··· Data shown ···
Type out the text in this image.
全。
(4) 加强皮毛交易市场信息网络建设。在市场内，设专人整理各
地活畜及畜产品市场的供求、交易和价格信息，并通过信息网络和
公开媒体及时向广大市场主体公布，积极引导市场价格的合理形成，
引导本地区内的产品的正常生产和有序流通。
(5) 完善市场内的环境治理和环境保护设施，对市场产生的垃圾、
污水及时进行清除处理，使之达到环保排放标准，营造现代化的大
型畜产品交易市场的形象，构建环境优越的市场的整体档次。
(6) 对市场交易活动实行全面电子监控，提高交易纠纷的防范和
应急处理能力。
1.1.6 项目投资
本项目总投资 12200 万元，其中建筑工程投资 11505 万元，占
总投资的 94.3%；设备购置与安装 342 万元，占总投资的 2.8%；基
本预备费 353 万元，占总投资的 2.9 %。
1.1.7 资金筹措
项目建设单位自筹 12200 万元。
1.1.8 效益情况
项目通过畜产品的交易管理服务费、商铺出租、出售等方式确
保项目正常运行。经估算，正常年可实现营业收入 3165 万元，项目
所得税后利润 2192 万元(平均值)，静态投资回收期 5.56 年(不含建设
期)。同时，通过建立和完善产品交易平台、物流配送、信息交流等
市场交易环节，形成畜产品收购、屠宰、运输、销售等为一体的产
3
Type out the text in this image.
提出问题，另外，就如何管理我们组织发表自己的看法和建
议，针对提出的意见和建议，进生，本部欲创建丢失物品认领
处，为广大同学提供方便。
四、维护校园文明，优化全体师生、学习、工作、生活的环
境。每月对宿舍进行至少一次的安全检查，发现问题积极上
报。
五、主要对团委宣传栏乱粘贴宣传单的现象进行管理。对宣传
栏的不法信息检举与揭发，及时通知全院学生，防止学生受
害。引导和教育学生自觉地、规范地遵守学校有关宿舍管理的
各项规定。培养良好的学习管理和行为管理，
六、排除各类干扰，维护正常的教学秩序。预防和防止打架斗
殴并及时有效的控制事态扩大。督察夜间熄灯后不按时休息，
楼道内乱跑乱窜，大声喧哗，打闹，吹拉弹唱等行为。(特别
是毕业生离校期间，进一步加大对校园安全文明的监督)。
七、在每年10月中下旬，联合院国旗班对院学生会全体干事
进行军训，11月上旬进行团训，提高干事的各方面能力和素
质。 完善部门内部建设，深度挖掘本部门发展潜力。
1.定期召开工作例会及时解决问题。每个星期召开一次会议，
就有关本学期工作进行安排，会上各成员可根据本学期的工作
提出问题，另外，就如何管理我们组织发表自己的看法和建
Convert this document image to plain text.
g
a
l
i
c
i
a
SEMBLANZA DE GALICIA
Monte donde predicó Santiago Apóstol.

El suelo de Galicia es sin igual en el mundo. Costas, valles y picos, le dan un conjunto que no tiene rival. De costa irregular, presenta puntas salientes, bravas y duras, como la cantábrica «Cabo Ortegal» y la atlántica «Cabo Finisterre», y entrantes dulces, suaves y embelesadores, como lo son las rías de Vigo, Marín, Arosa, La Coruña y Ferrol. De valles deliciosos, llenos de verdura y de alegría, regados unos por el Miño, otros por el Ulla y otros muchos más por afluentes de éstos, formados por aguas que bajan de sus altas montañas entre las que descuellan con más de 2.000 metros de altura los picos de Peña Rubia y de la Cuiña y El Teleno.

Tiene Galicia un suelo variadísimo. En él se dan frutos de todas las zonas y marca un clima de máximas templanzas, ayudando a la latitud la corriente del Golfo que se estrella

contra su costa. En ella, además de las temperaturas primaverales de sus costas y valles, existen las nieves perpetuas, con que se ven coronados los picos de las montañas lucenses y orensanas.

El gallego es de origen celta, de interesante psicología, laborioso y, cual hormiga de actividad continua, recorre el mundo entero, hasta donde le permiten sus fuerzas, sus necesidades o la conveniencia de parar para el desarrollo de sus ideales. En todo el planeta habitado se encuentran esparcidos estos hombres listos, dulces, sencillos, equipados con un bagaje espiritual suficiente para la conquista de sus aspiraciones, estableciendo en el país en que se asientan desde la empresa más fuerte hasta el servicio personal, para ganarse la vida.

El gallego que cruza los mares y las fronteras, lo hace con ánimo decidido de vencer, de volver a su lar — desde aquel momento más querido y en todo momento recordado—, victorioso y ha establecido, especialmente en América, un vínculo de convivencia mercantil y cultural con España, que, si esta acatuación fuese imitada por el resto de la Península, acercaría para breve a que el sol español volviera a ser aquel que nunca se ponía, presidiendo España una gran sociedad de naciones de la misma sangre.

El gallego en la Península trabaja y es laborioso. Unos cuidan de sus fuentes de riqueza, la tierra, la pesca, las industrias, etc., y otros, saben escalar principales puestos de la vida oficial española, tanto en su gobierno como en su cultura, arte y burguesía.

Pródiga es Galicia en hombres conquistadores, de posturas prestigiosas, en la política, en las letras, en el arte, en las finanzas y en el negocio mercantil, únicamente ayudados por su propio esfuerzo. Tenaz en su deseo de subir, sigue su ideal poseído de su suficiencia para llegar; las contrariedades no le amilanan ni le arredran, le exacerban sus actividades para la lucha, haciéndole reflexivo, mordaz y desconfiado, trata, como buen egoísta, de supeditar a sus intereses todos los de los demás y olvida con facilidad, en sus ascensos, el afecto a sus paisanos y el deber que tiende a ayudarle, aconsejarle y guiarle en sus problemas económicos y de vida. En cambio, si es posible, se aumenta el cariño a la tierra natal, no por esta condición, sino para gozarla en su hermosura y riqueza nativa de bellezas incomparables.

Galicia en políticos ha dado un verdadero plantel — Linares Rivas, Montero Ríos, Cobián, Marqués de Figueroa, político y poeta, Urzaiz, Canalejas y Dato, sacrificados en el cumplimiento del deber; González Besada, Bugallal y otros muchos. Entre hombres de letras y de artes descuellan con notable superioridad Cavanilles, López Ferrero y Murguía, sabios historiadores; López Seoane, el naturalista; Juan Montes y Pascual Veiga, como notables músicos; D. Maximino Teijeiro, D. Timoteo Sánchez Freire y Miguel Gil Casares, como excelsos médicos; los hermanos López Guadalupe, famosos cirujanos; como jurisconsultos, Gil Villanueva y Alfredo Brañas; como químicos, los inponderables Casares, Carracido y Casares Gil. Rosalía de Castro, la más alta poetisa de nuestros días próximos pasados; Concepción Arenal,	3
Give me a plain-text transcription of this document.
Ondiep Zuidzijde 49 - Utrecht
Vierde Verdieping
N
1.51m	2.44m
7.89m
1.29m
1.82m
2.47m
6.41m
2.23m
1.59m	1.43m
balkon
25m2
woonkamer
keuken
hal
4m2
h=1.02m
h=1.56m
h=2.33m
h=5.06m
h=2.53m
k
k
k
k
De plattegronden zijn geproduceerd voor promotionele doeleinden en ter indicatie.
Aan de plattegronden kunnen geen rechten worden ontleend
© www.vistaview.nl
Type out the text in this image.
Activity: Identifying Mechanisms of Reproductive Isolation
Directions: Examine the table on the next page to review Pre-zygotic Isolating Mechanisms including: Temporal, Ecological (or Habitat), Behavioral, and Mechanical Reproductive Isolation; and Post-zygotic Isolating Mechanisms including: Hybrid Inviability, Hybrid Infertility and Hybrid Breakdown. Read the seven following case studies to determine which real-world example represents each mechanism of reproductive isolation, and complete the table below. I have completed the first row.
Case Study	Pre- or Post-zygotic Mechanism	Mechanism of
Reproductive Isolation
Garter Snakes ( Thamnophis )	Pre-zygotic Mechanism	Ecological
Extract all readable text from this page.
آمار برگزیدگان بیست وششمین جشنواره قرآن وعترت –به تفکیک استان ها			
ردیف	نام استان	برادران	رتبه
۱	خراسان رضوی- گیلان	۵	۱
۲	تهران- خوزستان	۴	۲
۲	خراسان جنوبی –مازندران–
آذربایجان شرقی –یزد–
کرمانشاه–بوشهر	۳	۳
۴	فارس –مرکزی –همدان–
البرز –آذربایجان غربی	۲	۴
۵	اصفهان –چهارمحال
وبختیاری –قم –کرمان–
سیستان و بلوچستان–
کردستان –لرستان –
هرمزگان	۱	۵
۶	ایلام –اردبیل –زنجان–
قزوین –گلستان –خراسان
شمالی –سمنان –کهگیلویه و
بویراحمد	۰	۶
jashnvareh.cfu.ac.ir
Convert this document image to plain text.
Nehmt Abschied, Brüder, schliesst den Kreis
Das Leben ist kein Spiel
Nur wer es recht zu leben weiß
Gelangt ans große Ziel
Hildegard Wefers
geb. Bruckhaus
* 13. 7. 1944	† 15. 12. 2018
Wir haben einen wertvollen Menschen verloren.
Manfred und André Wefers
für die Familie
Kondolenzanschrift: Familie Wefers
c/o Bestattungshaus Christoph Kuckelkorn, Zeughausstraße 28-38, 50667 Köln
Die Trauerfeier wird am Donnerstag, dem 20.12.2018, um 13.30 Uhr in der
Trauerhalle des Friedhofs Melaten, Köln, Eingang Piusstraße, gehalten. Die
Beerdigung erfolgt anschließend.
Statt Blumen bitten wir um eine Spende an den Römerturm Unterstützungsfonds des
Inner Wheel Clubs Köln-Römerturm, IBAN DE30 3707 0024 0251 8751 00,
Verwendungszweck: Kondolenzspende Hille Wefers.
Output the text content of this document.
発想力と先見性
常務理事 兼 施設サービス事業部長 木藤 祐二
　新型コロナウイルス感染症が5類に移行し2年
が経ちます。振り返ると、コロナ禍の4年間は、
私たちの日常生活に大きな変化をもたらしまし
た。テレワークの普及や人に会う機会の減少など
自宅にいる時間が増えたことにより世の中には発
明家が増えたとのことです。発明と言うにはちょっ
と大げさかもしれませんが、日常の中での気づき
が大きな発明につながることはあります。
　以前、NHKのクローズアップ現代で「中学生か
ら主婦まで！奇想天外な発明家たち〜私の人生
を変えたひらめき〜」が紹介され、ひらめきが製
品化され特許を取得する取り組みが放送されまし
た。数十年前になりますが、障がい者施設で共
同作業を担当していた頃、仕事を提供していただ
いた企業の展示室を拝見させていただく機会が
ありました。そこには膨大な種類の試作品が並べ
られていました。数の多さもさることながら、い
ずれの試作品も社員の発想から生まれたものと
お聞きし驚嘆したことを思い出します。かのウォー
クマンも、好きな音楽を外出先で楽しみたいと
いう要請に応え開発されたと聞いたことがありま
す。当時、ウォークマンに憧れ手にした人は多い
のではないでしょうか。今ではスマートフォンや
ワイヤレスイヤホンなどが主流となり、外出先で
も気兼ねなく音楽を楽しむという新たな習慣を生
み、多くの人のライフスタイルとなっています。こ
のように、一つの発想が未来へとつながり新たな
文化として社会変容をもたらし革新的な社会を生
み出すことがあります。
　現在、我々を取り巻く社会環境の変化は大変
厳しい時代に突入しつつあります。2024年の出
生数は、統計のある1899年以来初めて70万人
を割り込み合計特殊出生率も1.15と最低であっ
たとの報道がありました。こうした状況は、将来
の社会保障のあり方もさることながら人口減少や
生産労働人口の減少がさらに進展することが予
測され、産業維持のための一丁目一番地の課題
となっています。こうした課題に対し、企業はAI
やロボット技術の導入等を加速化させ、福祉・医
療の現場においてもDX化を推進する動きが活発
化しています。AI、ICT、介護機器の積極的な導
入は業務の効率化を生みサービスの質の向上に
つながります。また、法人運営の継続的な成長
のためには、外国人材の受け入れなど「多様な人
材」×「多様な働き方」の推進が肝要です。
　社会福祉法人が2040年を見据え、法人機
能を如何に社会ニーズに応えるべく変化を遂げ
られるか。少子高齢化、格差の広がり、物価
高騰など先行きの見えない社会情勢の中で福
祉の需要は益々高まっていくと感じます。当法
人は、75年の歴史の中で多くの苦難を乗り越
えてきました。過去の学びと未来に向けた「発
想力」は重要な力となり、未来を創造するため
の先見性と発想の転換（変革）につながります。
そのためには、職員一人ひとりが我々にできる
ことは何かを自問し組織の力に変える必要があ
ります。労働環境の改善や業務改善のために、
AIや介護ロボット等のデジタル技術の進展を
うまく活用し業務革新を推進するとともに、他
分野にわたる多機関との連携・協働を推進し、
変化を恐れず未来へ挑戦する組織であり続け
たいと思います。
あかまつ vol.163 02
···
Your instructions >> List every line from the entries above in which "document" appears.

Complete answer >>
Convert this document image to plain text.
Give me a plain-text transcription of this document.
Convert this document image to plain text.
Output the text content of this document.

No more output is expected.